> **Problems to work on**
1) In the forum thread about passing the Environmental PE exam, swap "review course" for "prep class" and write out the passage between "My first time" and "write the questions.", inclusive.
2) Write the next part of the forum thread about passing the Environmental PE exam, picking up right after its final line.

> **Text passage**
....................

# Passed Environmental PE Exam (Material for Sale)



## tmp2228 (Dec 17, 2007)

Passed after retaking the Environmental PE exam. You hear stories of people passing the PE exam who only glanced through the reference materials a few weeks before the test and tab selected sections. I all ways thought they were lying until my co-worker passed the first time using that method and only did 10 problems.

My first time taking the exam I studied about 300 hours. 75% of that time was spent working practice and exam type problems (BIG MISTAKE), I failed. Afterwards I spent a month researching for new references and study material for the next exam.

I took a review course offered by the School of Professional Engineering. During the course each teacher indicated which subject matter would most likely be on the exam. They stressed concepts, not number crunching. One teacher reviewed questions in the past for PE exams, and had applied to write the questions.

I also contacted Industrial Extensions Service, at the College of Engineering, North Carolina State University.They sale a review course with videos and bounded notes. They informed me that their teachers write questions for the PE exam. I purchased the 2002 material from this forum.

Two months before the exam, I flipped through every page of my new references and tabbed sections as mentioned in the review courses. Afwards, I went through every page of each reference again and again until three days before the test.

I passed the test because I had the correct references and knew exactly where to find the answers for unfamilar subjects where I did not have experience. I only had 4.8 minutes per question and no time to fumble through the references, then do calculations. I opened my Lindeburg reference manual for only 3 questions. The Lindeburg manual for me was only good for which subject matters to study in other references and the conversion tables.

I have the following references for sale. Feel free to contact me via email at [email protected] if you have any questions or need help preparing for the Environmental PE Exam:

-Applied Hydrogeology, fourth addition with un-open disk $50.00

-Air Pollution Control, Cooper Alley, third edition $50.00

-Practical Design Calculations for Ground Water and Soil Remediation, Kou $50.00

-Environmental Engineering, Joseph A. Salvato, fifth edition $100.00

- School of Professional Engineering Notes and practice problems $100.00

- Industrial Extension complete video and notes. Series cover, wastewater, water, solid waste, and air quality. $200.00

- Environmental Engineering Dictionary, Lee $100.00

I was able to answer 60 questions using the above material, and 30 questions based on my experience. The other 10, I had no idea.


----------



## Dleg (Dec 17, 2007)

Welcome tmp2228 and congratulations! You might have more luck selling your books in the "Yard Sale" forum, at the bottom of the main board page.


----------



## FINK_RB_PE (Dec 17, 2007)

I was able to answer 60 questions using the above material, and 30 questions based on my experience. The other 10, I had no idea.


----------



## CVA07 (Dec 17, 2007)

....................

> **Data lines**
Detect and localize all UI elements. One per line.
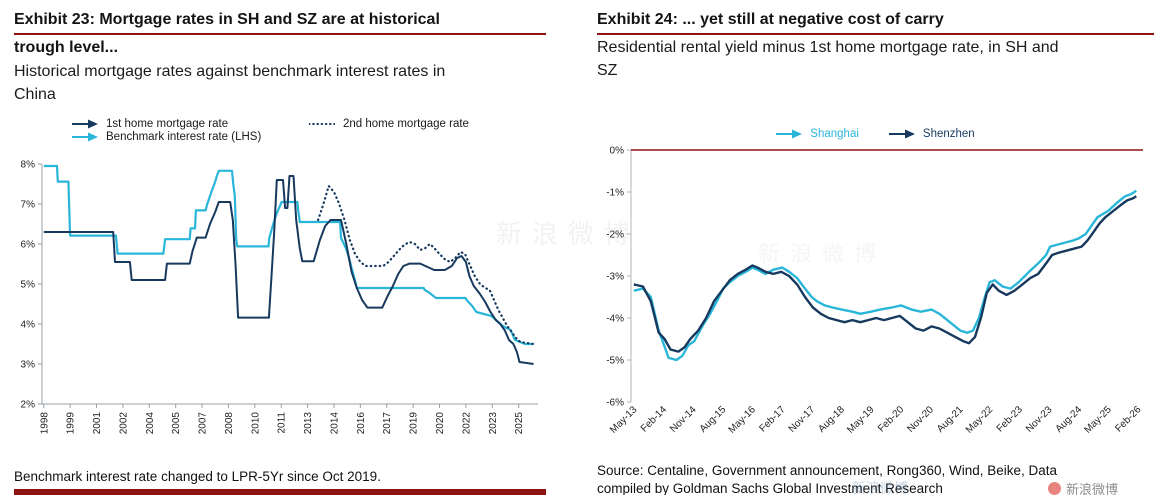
x-tick-label: Feb-17 [757, 404, 787, 434]
y-tick-label: 4% [21, 320, 36, 331]
y-tick-label: 2% [21, 400, 36, 411]
mortgage-rates-chart: 8% 7% 6% 5% 4% 3% 2%1998 1999 2001 2002 2004 2005 20… [21, 160, 538, 435]
exhibit-23-panel: Exhibit 23: Mortgage rates in SH and SZ … [14, 8, 546, 495]
y-tick-label: -1% [606, 188, 624, 199]
legend-item-benchmark: Benchmark interest rate (LHS) [72, 131, 330, 143]
y-tick-label: 0% [610, 146, 625, 157]
exhibit-23-subtitle-line1: Historical mortgage rates against benchm… [14, 63, 446, 80]
legend-label-shanghai: Shanghai [810, 128, 859, 140]
exhibit-24-subtitle: Residential rental yield minus 1st home … [597, 36, 1154, 82]
x-tick-label: 2007 [198, 412, 209, 435]
x-tick-label: 2025 [514, 412, 525, 435]
exhibit-23-bottom-rule [14, 489, 546, 495]
exhibit-23-footnote: Benchmark interest rate changed to LPR-5… [14, 469, 381, 484]
x-tick-label: 2008 [224, 412, 235, 435]
x-tick-label: 2002 [118, 412, 129, 435]
exhibit-24-subtitle-line1: Residential rental yield minus 1st home … [597, 39, 1059, 56]
x-tick-label: May-25 [1082, 404, 1114, 436]
y-tick-label: 3% [21, 360, 36, 371]
dotted-line-marker [309, 123, 335, 125]
x-tick-label: 1998 [39, 412, 50, 435]
legend-item-shenzhen: Shenzhen [888, 128, 975, 140]
y-tick-label: 7% [21, 200, 36, 211]
exhibit-24-title: Exhibit 24: ... yet still at negative co… [597, 11, 944, 28]
x-tick-label: Aug-24 [1054, 404, 1085, 435]
source-line1: Source: Centaline, Government announceme… [597, 463, 1058, 478]
exhibit-24-panel: Exhibit 24: ... yet still at negative co… [597, 8, 1154, 495]
exhibit-23-subtitle: Historical mortgage rates against benchm… [14, 60, 546, 106]
x-tick-label: Nov-17 [787, 404, 818, 435]
y-tick-label: 5% [21, 280, 36, 291]
x-tick-label: 2011 [277, 412, 288, 434]
exhibit-23-title-line2: trough level... [14, 39, 119, 56]
x-tick-label: May-22 [964, 404, 996, 436]
exhibit-23-title-line1: Exhibit 23: Mortgage rates in SH and SZ … [14, 11, 440, 28]
x-tick-label: Nov-14 [668, 404, 699, 435]
x-tick-label: 2005 [171, 412, 182, 435]
cost-of-carry-legend: Shanghai Shenzhen [597, 128, 1154, 140]
x-tick-label: 2022 [461, 412, 472, 435]
legend-row: Benchmark interest rate (LHS) [72, 131, 546, 143]
first-home-rate-line [43, 175, 534, 365]
legend-item-shanghai: Shanghai [776, 128, 859, 140]
x-tick-label: 2010 [250, 412, 261, 435]
second-home-rate-line [317, 184, 535, 346]
x-tick-label: May-16 [727, 404, 759, 436]
shanghai-line [633, 189, 1137, 362]
x-tick-label: Feb-14 [639, 404, 669, 434]
x-tick-label: Aug-18 [816, 404, 847, 435]
legend-label-second-home: 2nd home mortgage rate [343, 118, 469, 130]
benchmark-rate-line [43, 164, 534, 346]
legend-item-second-home: 2nd home mortgage rate [309, 118, 546, 130]
legend-label-shenzhen: Shenzhen [922, 128, 975, 140]
x-tick-label: Feb-26 [1113, 404, 1143, 434]
exhibit-24-title-rule [597, 33, 1154, 35]
legend-label-benchmark: Benchmark interest rate (LHS) [106, 131, 262, 143]
y-tick-label: -5% [606, 356, 624, 367]
exhibit-24-source: Source: Centaline, Government announceme… [597, 462, 1057, 495]
x-tick-label: Nov-23 [1024, 404, 1055, 435]
legend-label-first-home: 1st home mortgage rate [106, 118, 229, 130]
x-tick-label: 2019 [409, 412, 420, 435]
y-tick-label: 6% [21, 240, 36, 251]
y-tick-label: 8% [21, 160, 36, 171]
x-tick-label: 2004 [145, 412, 156, 435]
shenzhen-line [633, 195, 1137, 353]
x-tick-label: 2001 [92, 412, 103, 435]
y-tick-label: -6% [606, 398, 624, 409]
x-tick-label: 2017 [382, 412, 393, 435]
arrow-line-marker [888, 129, 915, 139]
x-tick-label: Aug-15 [698, 404, 729, 435]
y-tick-label: -2% [606, 230, 624, 241]
y-tick-label: -4% [606, 314, 624, 325]
exhibit-24-subtitle-line2: SZ [597, 62, 618, 79]
x-tick-label: 1999 [66, 412, 77, 435]
x-tick-label: 2016 [356, 412, 367, 435]
arrow-line-marker [776, 129, 803, 139]
legend-row: 1st home mortgage rate 2nd home mortgage … [72, 118, 546, 130]
x-tick-label: Feb-20 [876, 404, 906, 434]
x-tick-label: May-19 [845, 404, 877, 436]
cost-of-carry-chart: 0%-1%-2%-3%-4%-5%-6%May-13 Feb-14 Nov-14 Au… [606, 146, 1144, 436]
x-tick-label: 2013 [303, 412, 314, 435]
x-tick-label: May-13 [608, 404, 640, 436]
x-tick-label: 2020 [435, 412, 446, 435]
x-tick-label: 2023 [488, 412, 499, 435]
exhibit-23-title-rule [14, 33, 546, 35]
exhibit-23-subtitle-line2: China [14, 86, 56, 103]
source-line2: compiled by Goldman Sachs Global Investm… [597, 481, 943, 495]
legend-item-first-home: 1st home mortgage rate [72, 118, 309, 130]
y-tick-label: -3% [606, 272, 624, 283]
arrow-line-marker [72, 119, 98, 129]
x-tick-label: 2014 [329, 412, 340, 435]
x-tick-label: Nov-20 [905, 404, 936, 435]
arrow-line-marker [72, 132, 98, 142]
x-tick-label: Aug-21 [935, 404, 966, 435]
mortgage-chart-legend: 1st home mortgage rate 2nd home mortgage … [14, 118, 546, 143]
x-tick-label: Feb-23 [995, 404, 1025, 434]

....................

> **Results of the tasks**
1)
My first time taking the exam I studied about 300 hours. 75% of that time was spent working practice and exam type problems (BIG MISTAKE), I failed. Afterwards I spent a month researching for new references and study material for the next exam.

I took a prep class offered by the School of Professional Engineering. During the course each teacher indicated which subject matter would most likely be on the exam. They stressed concepts, not number crunching. One teacher reviewed questions in the past for PE exams, and had applied to write the questions.

2)
fink_rb said:


> I was able to answer 60 questions using the above material, and 30 questions based on my experience. The other 10, I had no idea.What PE did you take, the exam is only 80 questions or am I crazy?


The Environmental PE exam is 100 questions.

Congrats on passing! You have given me hope, I get discouraged at the 35% pass rates for repeats. Plus, we had very simliar re-take study methods, as well as reference materials! However, I am not very confident in a lot more than 10 of my answers!


----------



## Guest (Dec 17, 2007)

Congrats tmp !! :multiplespotting: :multiplespotting:

I agree with Dleg - you might get more plugs for your items in the Yard Sale Subforum.

JR


----------



## pe-enviro (Dec 18, 2007)

I found this info on the Alabama results post

http://www.bels.alabama.gov/pdfs/Stats%20o...20PE%20Exam.pdf

According to this, enviro has the highest pass rate among all major disciplines for the Oct'07 exam, 66%.


----------



## Dleg (Dec 18, 2007)

^^Interesting. That's down significantly from the previous couple of enviro exams, which had national pass rates of around 75%. The NCEES hasn't yet updated their official results page yet, though. They're still showing the passing rates for the April exam. Last year, the NCEES pass rates page was updated to include the October results _before_ anyone got any individual passing notifications.


----------



## CVA07 (Dec 18, 2007)

^Based on the responses from other threads, I believe this 66% includes both first time and repeat takers....so the first time pass rate may still be around 75%, it just has the very low % pass rates of repeat takers weighing it down.

And yes, I thought I remembered last year the NCEES pass rates were posted prior to any states getting their results as well! I wonder why that is taking so long, as obviously they have it calculated...


----------



## fmullner (Dec 19, 2007)

Hey, congratulations. Hopefully you'll hang around here anyway!


----------



## FLBuff PE (Dec 19, 2007)

:multiplespotting: Congrats, tmp2228!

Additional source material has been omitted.